_Written exercise:_
Set down the whole listing verbatim.

_Supplied records:_
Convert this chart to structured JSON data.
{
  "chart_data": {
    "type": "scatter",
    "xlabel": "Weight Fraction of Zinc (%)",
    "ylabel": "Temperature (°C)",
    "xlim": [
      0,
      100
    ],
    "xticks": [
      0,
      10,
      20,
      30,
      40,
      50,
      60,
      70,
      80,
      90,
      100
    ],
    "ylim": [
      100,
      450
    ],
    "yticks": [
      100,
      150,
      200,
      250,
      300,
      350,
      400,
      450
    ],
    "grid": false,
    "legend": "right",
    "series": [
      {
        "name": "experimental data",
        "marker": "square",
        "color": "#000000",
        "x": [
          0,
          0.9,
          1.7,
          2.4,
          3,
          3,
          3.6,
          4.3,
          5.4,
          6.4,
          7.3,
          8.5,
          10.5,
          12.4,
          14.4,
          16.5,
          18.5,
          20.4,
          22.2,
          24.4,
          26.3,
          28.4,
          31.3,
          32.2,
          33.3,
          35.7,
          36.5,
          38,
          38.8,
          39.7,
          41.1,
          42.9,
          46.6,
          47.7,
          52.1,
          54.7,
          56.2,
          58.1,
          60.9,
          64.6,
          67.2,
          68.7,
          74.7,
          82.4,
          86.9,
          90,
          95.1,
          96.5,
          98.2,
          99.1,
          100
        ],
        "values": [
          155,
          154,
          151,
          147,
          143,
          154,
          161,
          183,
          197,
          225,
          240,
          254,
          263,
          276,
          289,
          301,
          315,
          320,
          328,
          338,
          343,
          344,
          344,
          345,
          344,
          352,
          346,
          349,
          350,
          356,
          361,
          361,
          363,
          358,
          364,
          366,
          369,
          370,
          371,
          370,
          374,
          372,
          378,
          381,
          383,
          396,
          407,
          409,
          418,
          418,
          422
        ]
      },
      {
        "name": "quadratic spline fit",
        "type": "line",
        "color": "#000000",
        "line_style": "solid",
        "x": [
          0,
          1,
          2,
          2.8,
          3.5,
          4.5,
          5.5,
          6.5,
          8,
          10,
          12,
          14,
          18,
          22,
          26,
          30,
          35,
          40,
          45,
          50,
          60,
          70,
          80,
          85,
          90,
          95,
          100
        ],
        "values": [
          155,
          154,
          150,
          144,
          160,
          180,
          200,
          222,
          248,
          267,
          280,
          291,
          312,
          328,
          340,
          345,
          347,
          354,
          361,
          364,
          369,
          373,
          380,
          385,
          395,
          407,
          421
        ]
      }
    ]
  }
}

_Task answer:_
Convert this chart to structured JSON data.
{
  "chart_data": {
    "type": "scatter",
    "xlabel": "Weight Fraction of Zinc (%)",
    "ylabel": "Temperature (°C)",
    "xlim": [
      0,
      100
    ],
    "xticks": [
      0,
      10,
      20,
      30,
      40,
      50,
      60,
      70,
      80,
      90,
      100
    ],
    "ylim": [
      100,
      450
    ],
    "yticks": [
      100,
      150,
      200,
      250,
      300,
      350,
      400,
      450
    ],
    "grid": false,
    "legend": "right",
    "series": [
      {
        "name": "experimental data",
        "marker": "square",
        "color": "#000000",
        "x": [
          0,
          0.9,
          1.7,
          2.4,
          3,
          3,
          3.6,
          4.3,
          5.4,
          6.4,
          7.3,
          8.5,
          10.5,
          12.4,
          14.4,
          16.5,
          18.5,
          20.4,
          22.2,
          24.4,
          26.3,
          28.4,
          31.3,
          32.2,
          33.3,
          35.7,
          36.5,
          38,
          38.8,
          39.7,
          41.1,
          42.9,
          46.6,
          47.7,
          52.1,
          54.7,
          56.2,
          58.1,
          60.9,
          64.6,
          67.2,
          68.7,
          74.7,
          82.4,
          86.9,
          90,
          95.1,
          96.5,
          98.2,
          99.1,
          100
        ],
        "values": [
          155,
          154,
          151,
          147,
          143,
          154,
          161,
          183,
          197,
          225,
          240,
          254,
          263,
          276,
          289,
          301,
          315,
          320,
          328,
          338,
          343,
          344,
          344,
          345,
          344,
          352,
          346,
          349,
          350,
          356,
          361,
          361,
          363,
          358,
          364,
          366,
          369,
          370,
          371,
          370,
          374,
          372,
          378,
          381,
          383,
          396,
          407,
          409,
          418,
          418,
          422
        ]
      },
      {
        "name": "quadratic spline fit",
        "type": "line",
        "color": "#000000",
        "line_style": "solid",
        "x": [
          0,
          1,
          2,
          2.8,
          3.5,
          4.5,
          5.5,
          6.5,
          8,
          10,
          12,
          14,
          18,
          22,
          26,
          30,
          35,
          40,
          45,
          50,
          60,
          70,
          80,
          85,
          90,
          95,
          100
        ],
        "values": [
          155,
          154,
          150,
          144,
          160,
          180,
          200,
          222,
          248,
          267,
          280,
          291,
          312,
          328,
          340,
          345,
          347,
          354,
          361,
          364,
          369,
          373,
          380,
          385,
          395,
          407,
          421
        ]
      }
    ]
  }
}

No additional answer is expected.